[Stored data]

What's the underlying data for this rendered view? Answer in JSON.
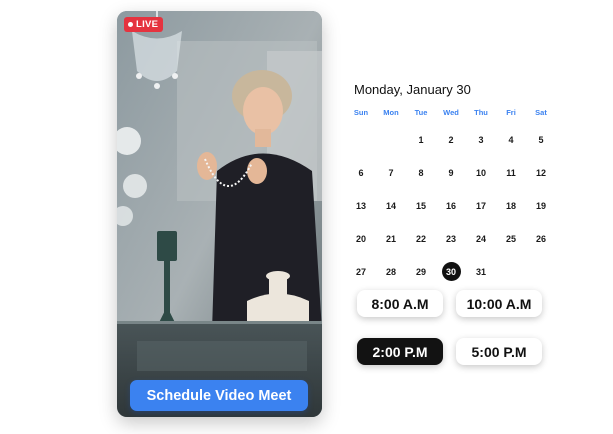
{
  "video": {
    "live_label": "LIVE",
    "cta_label": "Schedule Video Meet"
  },
  "calendar": {
    "title": "Monday, January 30",
    "weekdays": [
      "Sun",
      "Mon",
      "Tue",
      "Wed",
      "Thu",
      "Fri",
      "Sat"
    ],
    "leading_blanks": 2,
    "days": [
      "1",
      "2",
      "3",
      "4",
      "5",
      "6",
      "7",
      "8",
      "9",
      "10",
      "11",
      "12",
      "13",
      "14",
      "15",
      "16",
      "17",
      "18",
      "19",
      "20",
      "21",
      "22",
      "23",
      "24",
      "25",
      "26",
      "27",
      "28",
      "29",
      "30",
      "31"
    ],
    "selected_day": "30"
  },
  "time_slots": [
    {
      "label": "8:00 A.M",
      "selected": false
    },
    {
      "label": "10:00 A.M",
      "selected": false
    },
    {
      "label": "2:00 P.M",
      "selected": true
    },
    {
      "label": "5:00 P.M",
      "selected": false
    }
  ],
  "colors": {
    "accent_blue": "#3b82f0",
    "live_red": "#e5333f",
    "selected_dark": "#121212"
  }
}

- WHAT YOU WILL DO -
Would you mind returning each entry above word for word, skipping the images?

- REPLY TO THE TASK -
What's the underlying data for this rendered view? Answer in JSON.
{
  "video": {
    "live_label": "LIVE",
    "cta_label": "Schedule Video Meet"
  },
  "calendar": {
    "title": "Monday, January 30",
    "weekdays": [
      "Sun",
      "Mon",
      "Tue",
      "Wed",
      "Thu",
      "Fri",
      "Sat"
    ],
    "leading_blanks": 2,
    "days": [
      "1",
      "2",
      "3",
      "4",
      "5",
      "6",
      "7",
      "8",
      "9",
      "10",
      "11",
      "12",
      "13",
      "14",
      "15",
      "16",
      "17",
      "18",
      "19",
      "20",
      "21",
      "22",
      "23",
      "24",
      "25",
      "26",
      "27",
      "28",
      "29",
      "30",
      "31"
    ],
    "selected_day": "30"
  },
  "time_slots": [
    {
      "label": "8:00 A.M",
      "selected": false
    },
    {
      "label": "10:00 A.M",
      "selected": false
    },
    {
      "label": "2:00 P.M",
      "selected": true
    },
    {
      "label": "5:00 P.M",
      "selected": false
    }
  ],
  "colors": {
    "accent_blue": "#3b82f0",
    "live_red": "#e5333f",
    "selected_dark": "#121212"
  }
}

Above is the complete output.